## INSTRUCTIONS TO FOLLOW
Filter the records for lines holding the string "description".

start MATERIAL SHOWN

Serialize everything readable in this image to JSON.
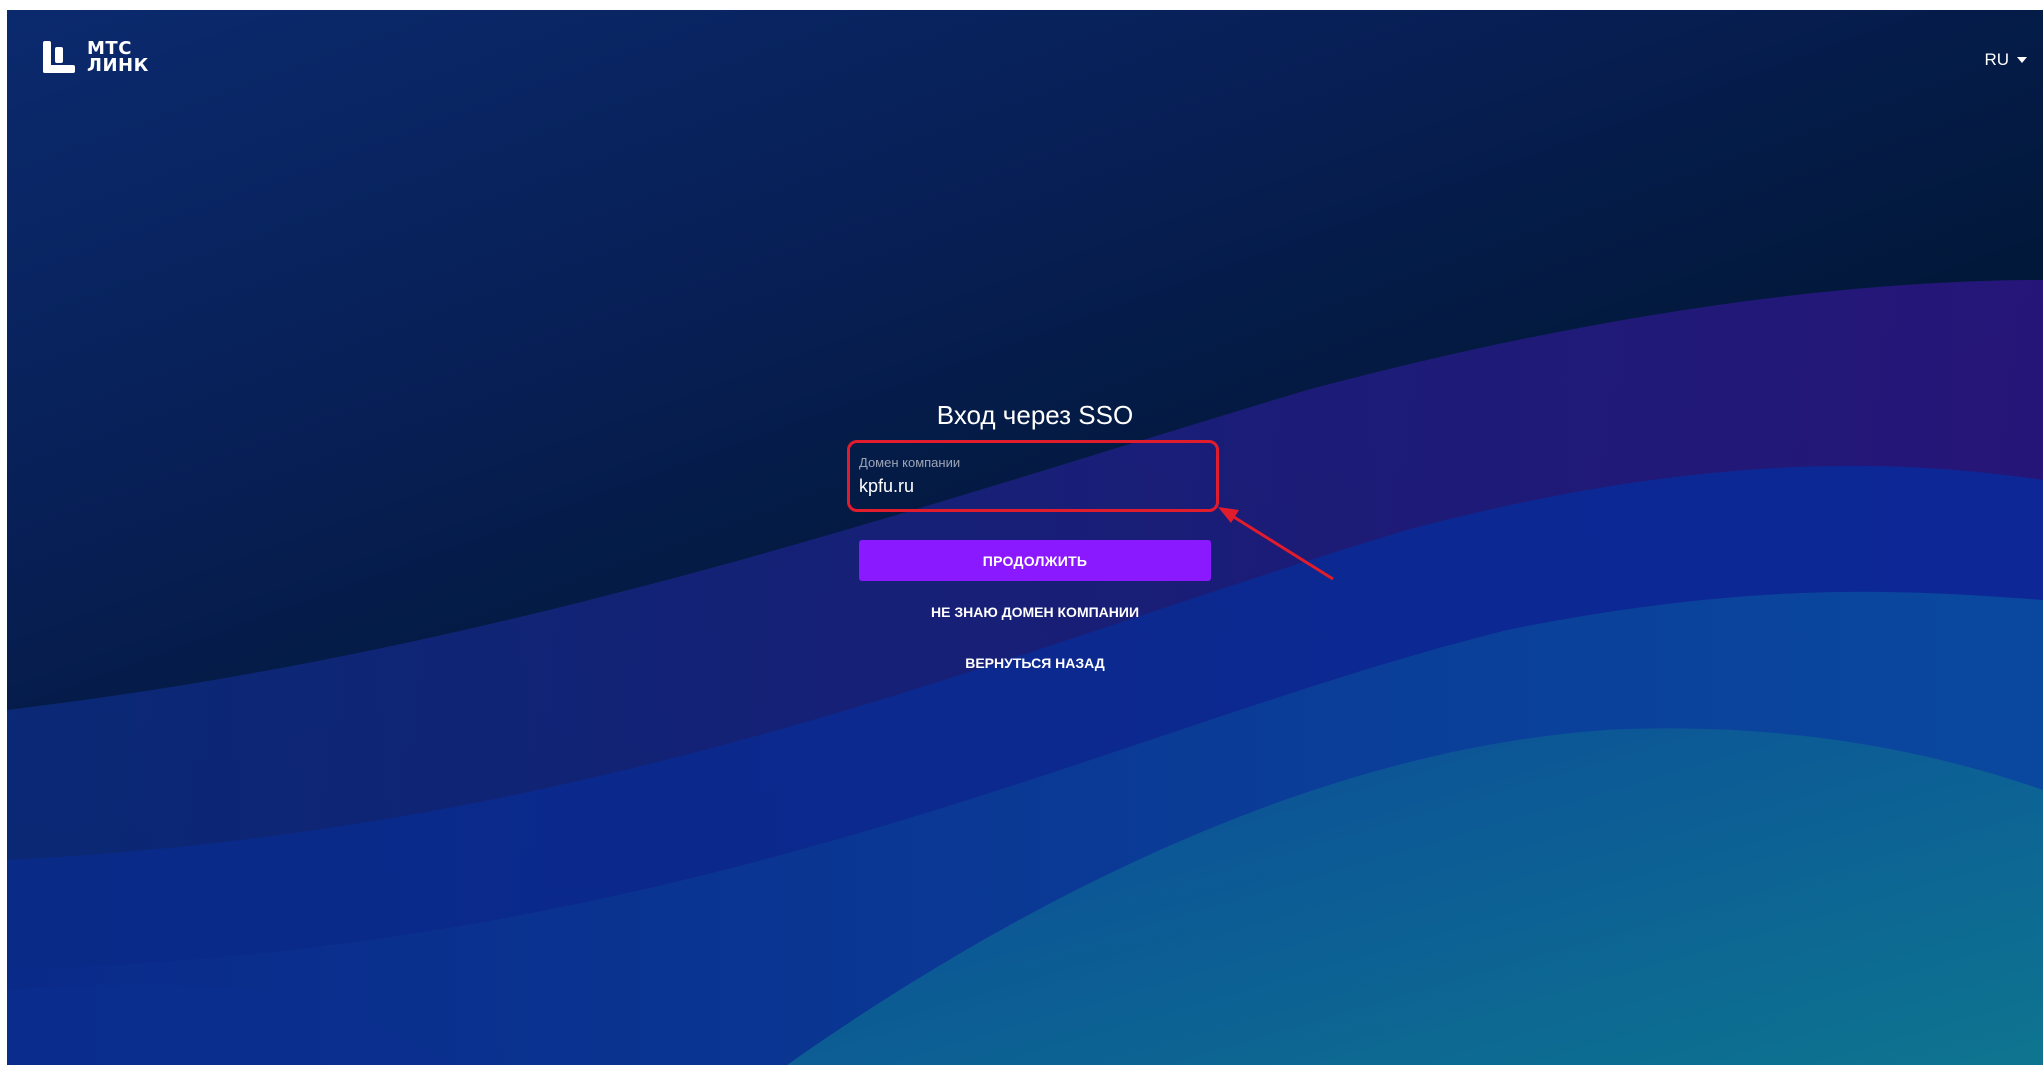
{
  "header": {
    "logo": {
      "line1": "МТС",
      "line2": "ЛИНК"
    },
    "language": "RU"
  },
  "form": {
    "title": "Вход через SSO",
    "domain_label": "Домен компании",
    "domain_value": "kpfu.ru",
    "continue_label": "ПРОДОЛЖИТЬ",
    "unknown_domain_label": "НЕ ЗНАЮ ДОМЕН КОМПАНИИ",
    "back_label": "ВЕРНУТЬСЯ НАЗАД"
  },
  "colors": {
    "button": "#8a19ff",
    "annotation": "#e11c2c"
  }
}
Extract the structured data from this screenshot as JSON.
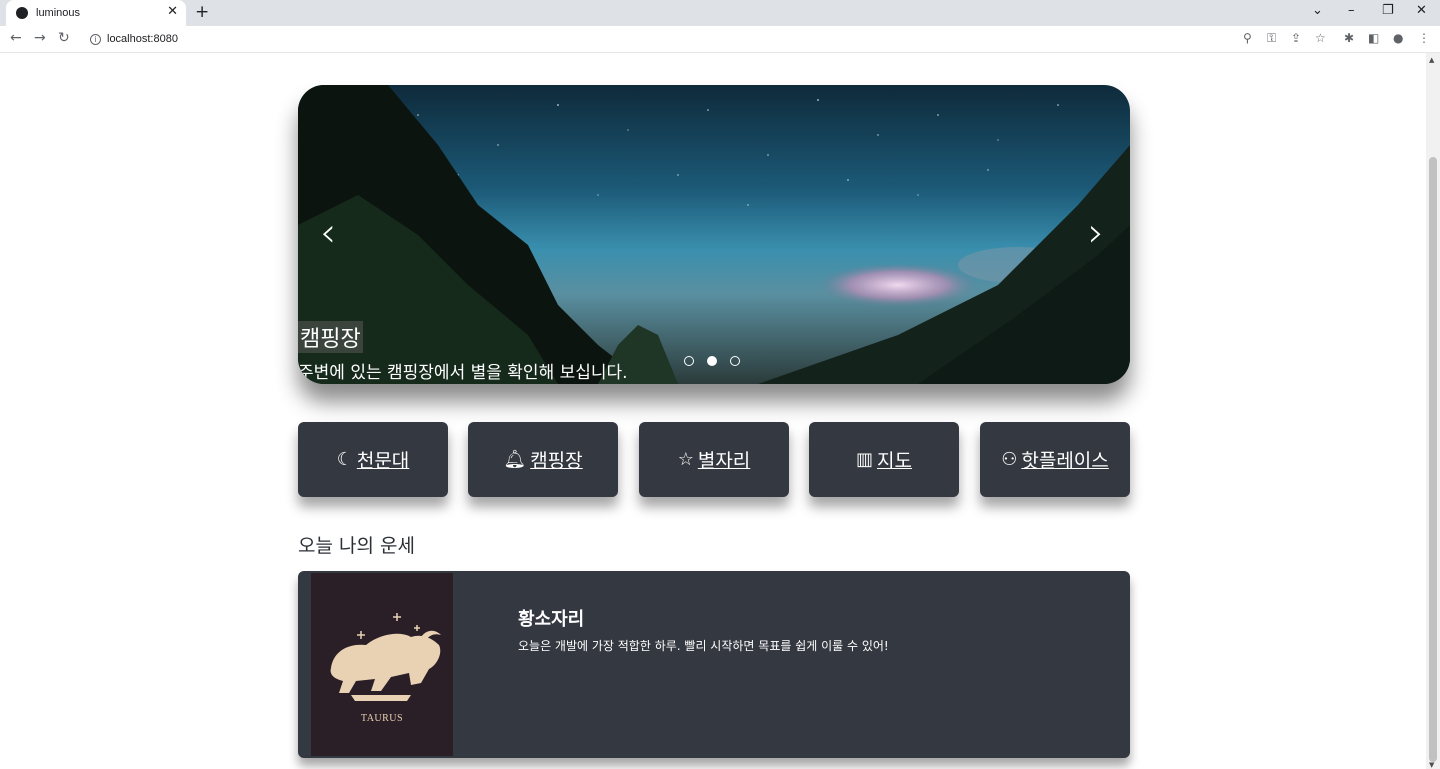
{
  "browser": {
    "tab_title": "luminous",
    "url": "localhost:8080"
  },
  "carousel": {
    "title": "캠핑장",
    "description": "주변에 있는 캠핑장에서 별을 확인해 보십니다.",
    "slide_count": 3,
    "active_slide": 2
  },
  "nav": {
    "items": [
      {
        "icon": "moon-icon",
        "label": "천문대"
      },
      {
        "icon": "bell-icon",
        "label": "캠핑장"
      },
      {
        "icon": "star-icon",
        "label": "별자리"
      },
      {
        "icon": "map-icon",
        "label": "지도"
      },
      {
        "icon": "people-icon",
        "label": "핫플레이스"
      }
    ]
  },
  "fortune": {
    "section_title": "오늘 나의 운세",
    "sign_name": "황소자리",
    "message": "오늘은 개발에 가장 적합한 하루. 빨리 시작하면 목표를 쉽게 이룰 수 있어!",
    "image_caption": "TAURUS"
  }
}
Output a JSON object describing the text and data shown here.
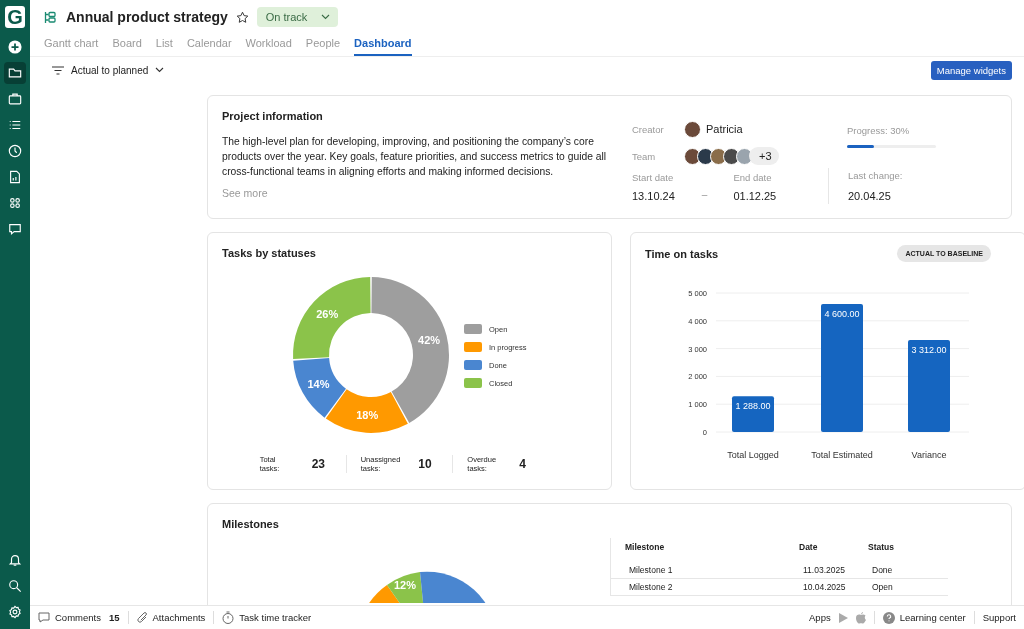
{
  "sidebar": {
    "logo": "G",
    "items": [
      {
        "kind": "add",
        "selected": false
      },
      {
        "kind": "folder",
        "selected": true
      },
      {
        "kind": "briefcase",
        "selected": false
      },
      {
        "kind": "list",
        "selected": false
      },
      {
        "kind": "clock",
        "selected": false
      },
      {
        "kind": "report",
        "selected": false
      },
      {
        "kind": "grid",
        "selected": false
      },
      {
        "kind": "chat",
        "selected": false
      }
    ],
    "bottom_items": [
      {
        "kind": "bell"
      },
      {
        "kind": "search"
      },
      {
        "kind": "settings"
      }
    ]
  },
  "project": {
    "title": "Annual product strategy",
    "status": "On track"
  },
  "tabs": [
    {
      "label": "Gantt chart",
      "selected": false
    },
    {
      "label": "Board",
      "selected": false
    },
    {
      "label": "List",
      "selected": false
    },
    {
      "label": "Calendar",
      "selected": false
    },
    {
      "label": "Workload",
      "selected": false
    },
    {
      "label": "People",
      "selected": false
    },
    {
      "label": "Dashboard",
      "selected": true
    }
  ],
  "toolbar": {
    "view": "Actual to planned",
    "button": "Manage widgets"
  },
  "project_info": {
    "title": "Project information",
    "description": "The high-level plan for developing, improving, and positioning the company’s core products over the year. Key goals, feature priorities, and success metrics to guide all cross-functional teams in aligning efforts and making informed decisions.",
    "see_more": "See more",
    "creator_label": "Creator",
    "creator": "Patricia",
    "team_label": "Team",
    "members": [
      {
        "kind": "avatar"
      },
      {
        "kind": "avatar"
      },
      {
        "kind": "avatar"
      },
      {
        "kind": "avatar"
      },
      {
        "kind": "avatar"
      }
    ],
    "team_more": "+3",
    "start_label": "Start date",
    "start": "13.10.24",
    "dash": "–",
    "end_label": "End date",
    "end": "01.12.25",
    "progress_label": "Progress: 30%",
    "level": 0.3,
    "last_change_label": "Last change:",
    "last_change": "20.04.25"
  },
  "tasks_by_statuses": {
    "title": "Tasks by statuses",
    "chart_data": {
      "type": "donut",
      "legend": "right",
      "categories": [
        "Open",
        "In progress",
        "Done",
        "Closed"
      ],
      "values": [
        42,
        18,
        14,
        26
      ],
      "value_labels": [
        "42%",
        "18%",
        "14%",
        "26%"
      ],
      "colors": [
        "#9e9e9e",
        "#ff9900",
        "#4a86d0",
        "#8bc34a"
      ]
    },
    "stats": [
      {
        "label": "Total tasks:",
        "value": "23"
      },
      {
        "label": "Unassigned tasks:",
        "value": "10"
      },
      {
        "label": "Overdue tasks:",
        "value": "4"
      }
    ]
  },
  "time_on_tasks": {
    "title": "Time on tasks",
    "badge": "ACTUAL TO BASELINE",
    "chart_data": {
      "type": "bar",
      "grid": true,
      "categories": [
        "Total Logged",
        "Total Estimated",
        "Variance"
      ],
      "ylim": [
        0,
        5000
      ],
      "yticks": [
        {
          "value": 0,
          "label": "0"
        },
        {
          "value": 1000,
          "label": "1 000"
        },
        {
          "value": 2000,
          "label": "2 000"
        },
        {
          "value": 3000,
          "label": "3 000"
        },
        {
          "value": 4000,
          "label": "4 000"
        },
        {
          "value": 5000,
          "label": "5 000"
        }
      ],
      "value_labels": [
        "1 288.00",
        "4 600.00",
        "3 312.00"
      ],
      "series": [
        {
          "color": "#1565c0",
          "values": [
            1288,
            4600,
            3312
          ]
        }
      ]
    }
  },
  "milestones": {
    "title": "Milestones",
    "slice_label": "12%",
    "columns": [
      "Milestone",
      "Date",
      "Status"
    ],
    "rows": [
      [
        "Milestone 1",
        "11.03.2025",
        "Done"
      ],
      [
        "Milestone 2",
        "10.04.2025",
        "Open"
      ]
    ]
  },
  "status_bar": {
    "comments": "Comments",
    "comments_count": "15",
    "attachments": "Attachments",
    "tracker": "Task time tracker",
    "apps": "Apps",
    "learning": "Learning center",
    "support": "Support"
  }
}
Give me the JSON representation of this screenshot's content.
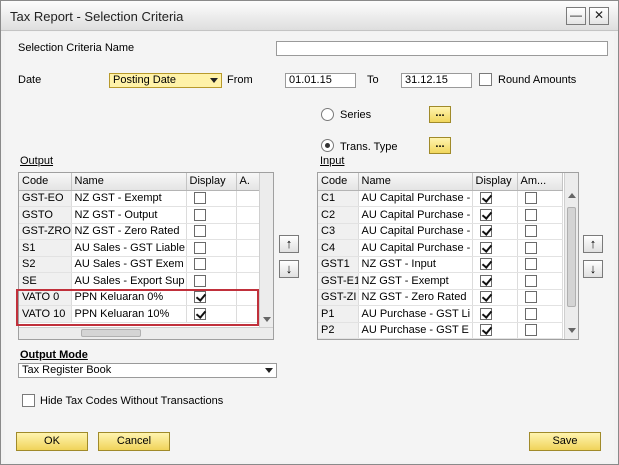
{
  "window": {
    "title": "Tax Report - Selection Criteria"
  },
  "criteria": {
    "name_label": "Selection Criteria Name",
    "name_value": "",
    "date_label": "Date",
    "date_type": "Posting Date",
    "from_label": "From",
    "from_value": "01.01.15",
    "to_label": "To",
    "to_value": "31.12.15",
    "round_amounts_label": "Round Amounts",
    "round_amounts_checked": false,
    "series_label": "Series",
    "trans_type_label": "Trans. Type",
    "selected_radio": "trans_type",
    "ellipsis": "..."
  },
  "output": {
    "heading": "Output",
    "columns": [
      "Code",
      "Name",
      "Display",
      "A."
    ],
    "rows": [
      {
        "code": "GST-EO",
        "name": "NZ GST - Exempt",
        "display": false
      },
      {
        "code": "GSTO",
        "name": "NZ GST - Output",
        "display": false
      },
      {
        "code": "GST-ZRO",
        "name": "NZ GST - Zero Rated",
        "display": false
      },
      {
        "code": "S1",
        "name": "AU Sales - GST Liable",
        "display": false
      },
      {
        "code": "S2",
        "name": "AU Sales - GST Exem",
        "display": false
      },
      {
        "code": "SE",
        "name": "AU Sales - Export Sup",
        "display": false
      },
      {
        "code": "VATO 0",
        "name": "PPN Keluaran 0%",
        "display": true
      },
      {
        "code": "VATO 10",
        "name": "PPN Keluaran 10%",
        "display": true
      }
    ]
  },
  "input": {
    "heading": "Input",
    "columns": [
      "Code",
      "Name",
      "Display",
      "Am..."
    ],
    "rows": [
      {
        "code": "C1",
        "name": "AU Capital Purchase -",
        "display": true
      },
      {
        "code": "C2",
        "name": "AU Capital Purchase -",
        "display": true
      },
      {
        "code": "C3",
        "name": "AU Capital Purchase -",
        "display": true
      },
      {
        "code": "C4",
        "name": "AU Capital Purchase -",
        "display": true
      },
      {
        "code": "GST1",
        "name": "NZ GST - Input",
        "display": true
      },
      {
        "code": "GST-E1",
        "name": "NZ GST - Exempt",
        "display": true
      },
      {
        "code": "GST-ZI",
        "name": "NZ GST - Zero Rated",
        "display": true
      },
      {
        "code": "P1",
        "name": "AU Purchase - GST Li",
        "display": true
      },
      {
        "code": "P2",
        "name": "AU Purchase - GST E",
        "display": true
      }
    ]
  },
  "move": {
    "up": "↑",
    "down": "↓"
  },
  "output_mode": {
    "label": "Output Mode",
    "value": "Tax Register Book"
  },
  "hide_tax_codes": {
    "label": "Hide Tax Codes Without Transactions",
    "checked": false
  },
  "buttons": {
    "ok": "OK",
    "cancel": "Cancel",
    "save": "Save"
  },
  "colors": {
    "accent_yellow": "#f0d35a",
    "highlight_red": "#c0303b"
  }
}
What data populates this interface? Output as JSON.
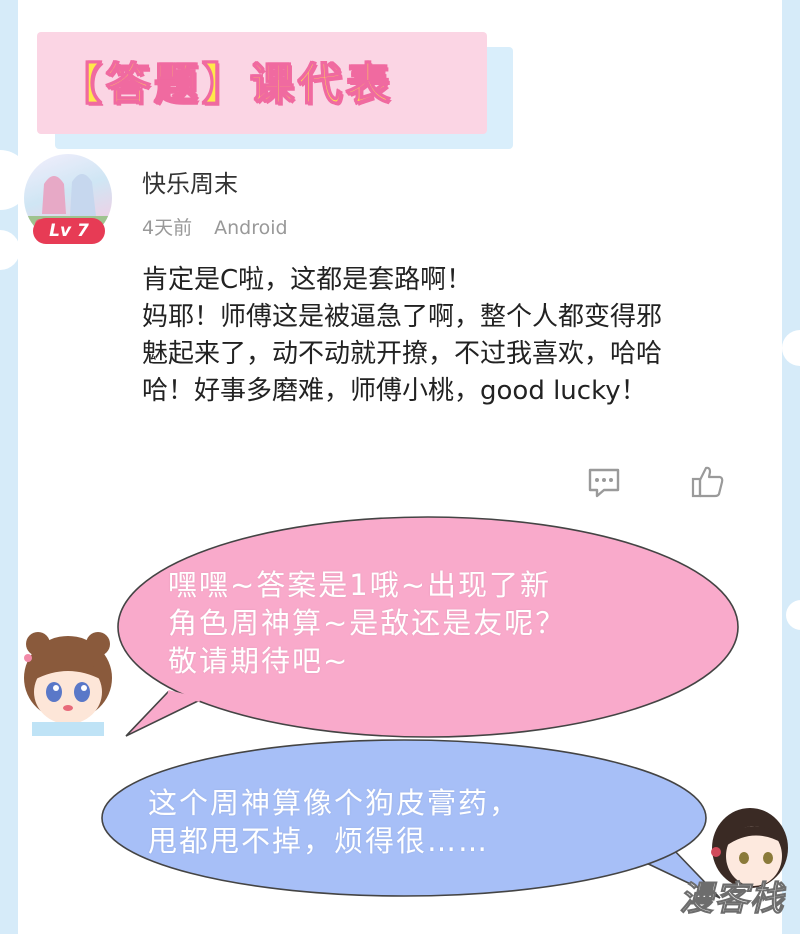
{
  "banner": {
    "title": "【答题】课代表"
  },
  "comment": {
    "username": "快乐周末",
    "level": "Lv 7",
    "time": "4天前",
    "platform": "Android",
    "lines": [
      "肯定是C啦，这都是套路啊！",
      "妈耶！师傅这是被逼急了啊，整个人都变得邪",
      "魅起来了，动不动就开撩，不过我喜欢，哈哈",
      "哈！好事多磨难，师傅小桃，good lucky！"
    ],
    "actions": {
      "reply_icon": "comment-icon",
      "like_icon": "thumbs-up-icon"
    }
  },
  "bubbles": {
    "pink": {
      "lines": [
        "嘿嘿~答案是1哦~出现了新",
        "角色周神算~是敌还是友呢？",
        "敬请期待吧~"
      ],
      "color": "#f9aacb"
    },
    "blue": {
      "lines": [
        "这个周神算像个狗皮膏药，",
        "甩都甩不掉，烦得很……"
      ],
      "color": "#a7bff7"
    }
  },
  "watermark": {
    "text": "漫客栈"
  },
  "colors": {
    "page_bg": "#d6ebf9",
    "banner_bg": "#fbd5e4",
    "banner_text": "#ffe94a",
    "banner_outline": "#f06aa0",
    "level_badge": "#e73b55"
  }
}
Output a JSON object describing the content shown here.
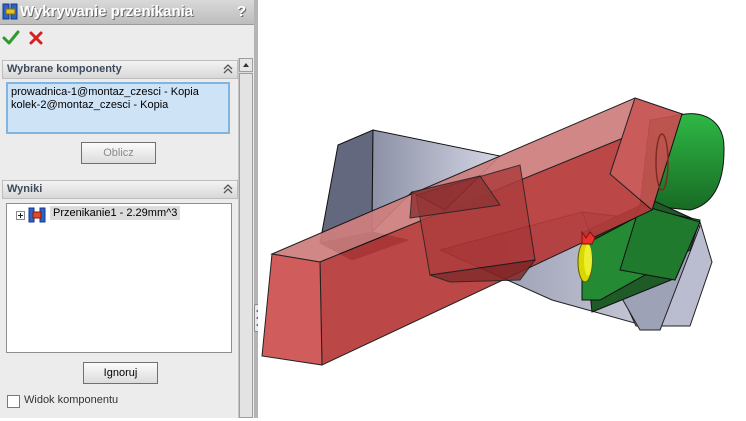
{
  "window": {
    "title": "Wykrywanie przenikania",
    "help": "?"
  },
  "actions": {
    "ok": "confirm-check",
    "cancel": "cancel-x"
  },
  "selected_group": {
    "title": "Wybrane komponenty",
    "items": [
      "prowadnica-1@montaz_czesci - Kopia",
      "kolek-2@montaz_czesci - Kopia"
    ],
    "calculate_button": "Oblicz"
  },
  "results_group": {
    "title": "Wyniki",
    "items": [
      {
        "label": "Przenikanie1 - 2.29mm^3"
      }
    ],
    "ignore_button": "Ignoruj"
  },
  "options": {
    "component_view_label": "Widok komponentu",
    "component_view_checked": false
  },
  "colors": {
    "interference": "#c03030",
    "pin": "#d8d800",
    "cylinder": "#2eaa3e",
    "body": "#a9adc3"
  }
}
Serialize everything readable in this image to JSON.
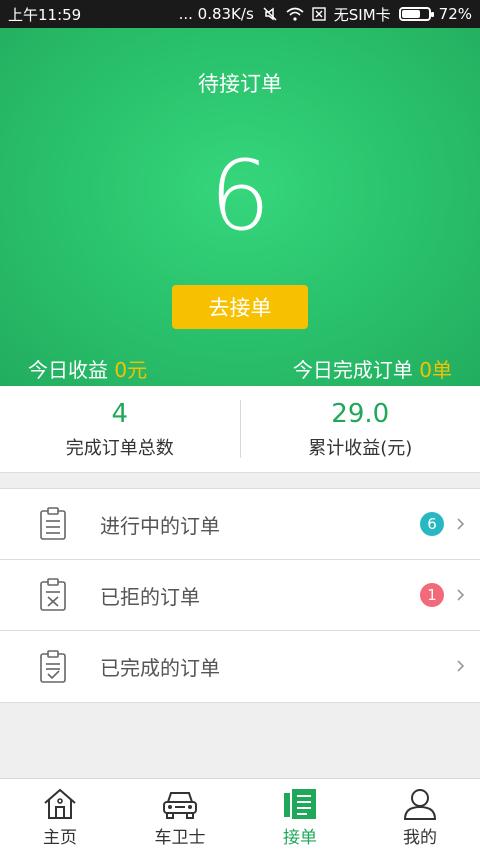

end MATERIAL SHOWN

## PROBLEM SOLUTION
    "description": "주변에 있는 캠핑장에서 별을 확인해 보십니다.",
    "description": "The high-level plan for developing, improving, and positioning the company’s core products over the year. Key goals, feature priorities, and success metrics to guide all cross-functional teams in aligning efforts and making informed decisions.",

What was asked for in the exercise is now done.